- [Dataset entries]:

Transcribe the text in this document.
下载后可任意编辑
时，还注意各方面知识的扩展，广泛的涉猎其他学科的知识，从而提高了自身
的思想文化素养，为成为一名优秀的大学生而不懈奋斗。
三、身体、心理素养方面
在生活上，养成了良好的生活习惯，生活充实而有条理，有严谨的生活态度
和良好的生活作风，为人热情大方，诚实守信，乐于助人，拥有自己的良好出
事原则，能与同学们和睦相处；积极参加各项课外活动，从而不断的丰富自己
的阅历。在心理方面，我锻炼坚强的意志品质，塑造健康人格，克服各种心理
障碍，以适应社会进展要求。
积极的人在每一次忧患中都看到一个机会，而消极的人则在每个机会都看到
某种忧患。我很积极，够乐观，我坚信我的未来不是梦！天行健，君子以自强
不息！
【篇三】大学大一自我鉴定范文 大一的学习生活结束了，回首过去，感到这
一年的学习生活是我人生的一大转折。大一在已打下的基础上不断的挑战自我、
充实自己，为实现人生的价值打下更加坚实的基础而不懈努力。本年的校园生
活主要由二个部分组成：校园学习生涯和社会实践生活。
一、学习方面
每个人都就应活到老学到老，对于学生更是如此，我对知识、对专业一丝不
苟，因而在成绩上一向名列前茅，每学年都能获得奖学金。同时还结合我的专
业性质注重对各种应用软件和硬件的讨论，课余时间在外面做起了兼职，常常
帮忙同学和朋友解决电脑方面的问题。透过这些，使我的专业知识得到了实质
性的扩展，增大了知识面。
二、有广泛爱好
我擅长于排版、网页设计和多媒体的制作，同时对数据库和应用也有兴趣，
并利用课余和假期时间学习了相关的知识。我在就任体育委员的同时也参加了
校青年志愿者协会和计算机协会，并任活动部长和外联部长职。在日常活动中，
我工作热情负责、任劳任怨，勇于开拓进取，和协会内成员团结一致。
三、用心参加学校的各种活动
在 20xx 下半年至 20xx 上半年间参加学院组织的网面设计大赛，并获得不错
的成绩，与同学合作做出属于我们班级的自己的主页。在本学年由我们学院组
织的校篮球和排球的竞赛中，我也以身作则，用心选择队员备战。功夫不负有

* * *

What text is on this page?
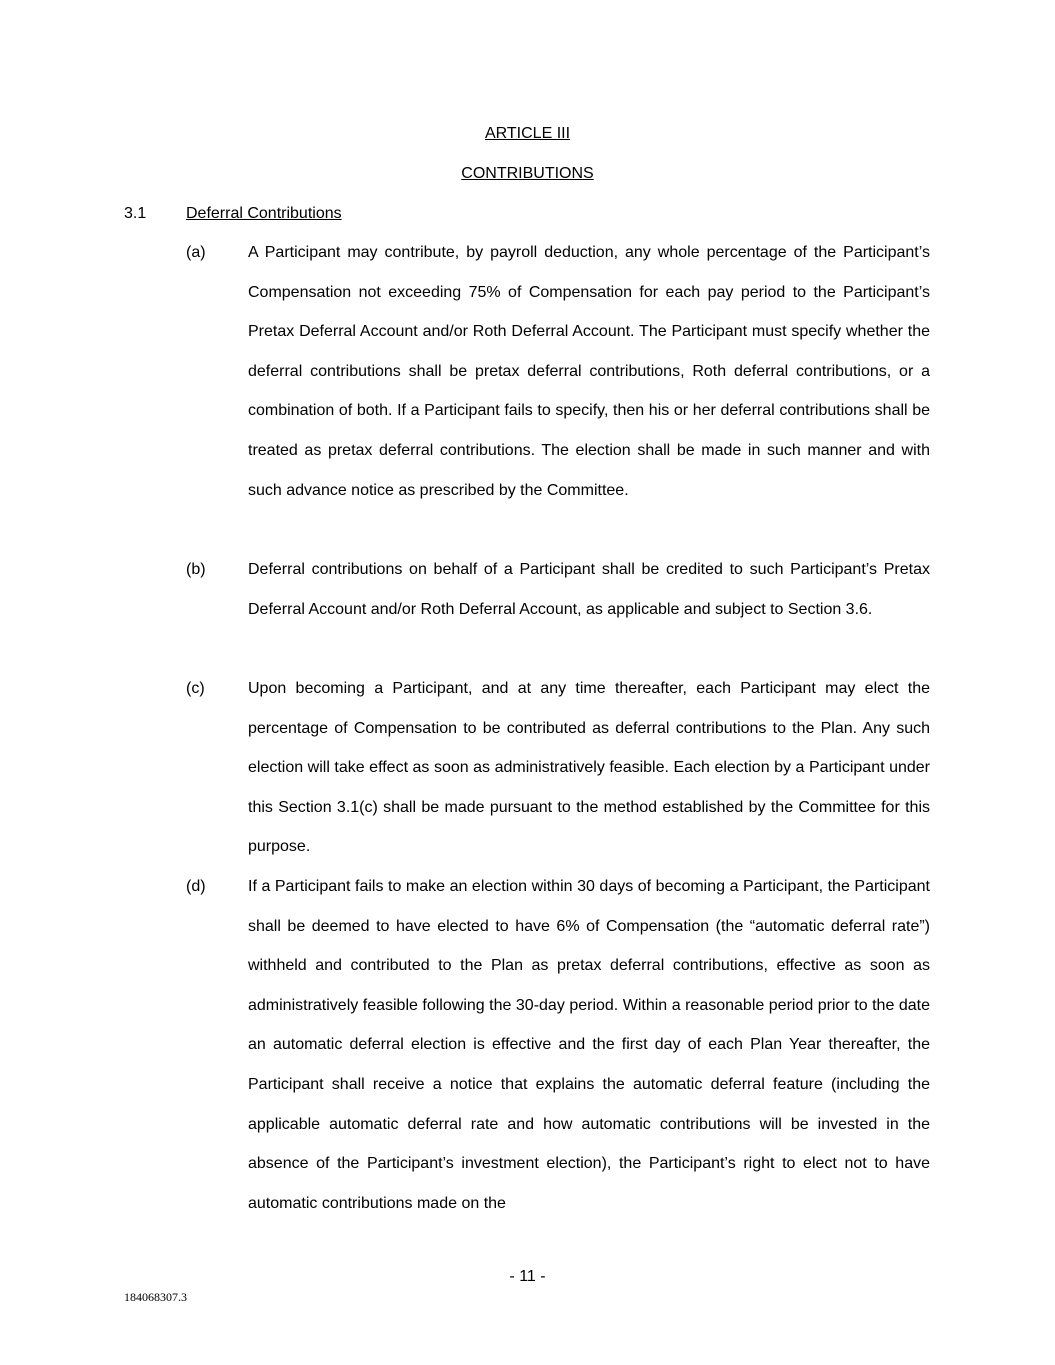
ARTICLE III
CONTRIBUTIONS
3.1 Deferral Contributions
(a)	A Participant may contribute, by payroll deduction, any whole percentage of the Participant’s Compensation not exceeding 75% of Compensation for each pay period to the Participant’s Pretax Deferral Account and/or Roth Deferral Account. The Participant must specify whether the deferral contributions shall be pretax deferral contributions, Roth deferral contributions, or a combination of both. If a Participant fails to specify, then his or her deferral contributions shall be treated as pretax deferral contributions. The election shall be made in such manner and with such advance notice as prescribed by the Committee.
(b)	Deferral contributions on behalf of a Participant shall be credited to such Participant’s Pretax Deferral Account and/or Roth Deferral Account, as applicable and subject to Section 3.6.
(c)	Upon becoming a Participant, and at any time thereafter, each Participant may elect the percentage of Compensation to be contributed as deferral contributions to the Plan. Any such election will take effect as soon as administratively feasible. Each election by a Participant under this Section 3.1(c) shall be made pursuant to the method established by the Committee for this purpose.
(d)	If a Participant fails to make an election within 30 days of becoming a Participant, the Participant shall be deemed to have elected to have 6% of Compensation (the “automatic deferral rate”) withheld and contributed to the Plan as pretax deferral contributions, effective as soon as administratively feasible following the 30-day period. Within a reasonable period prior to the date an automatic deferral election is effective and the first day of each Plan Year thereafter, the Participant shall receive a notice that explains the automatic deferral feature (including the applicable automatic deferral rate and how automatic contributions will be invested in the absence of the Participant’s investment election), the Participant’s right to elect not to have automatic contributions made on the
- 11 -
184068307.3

- [DIRECTIONS]:
Find each line with the string "text" and copy it out.

- [SOLVED EXERCISE]:
Transcribe the text in this document.
What text is on this page?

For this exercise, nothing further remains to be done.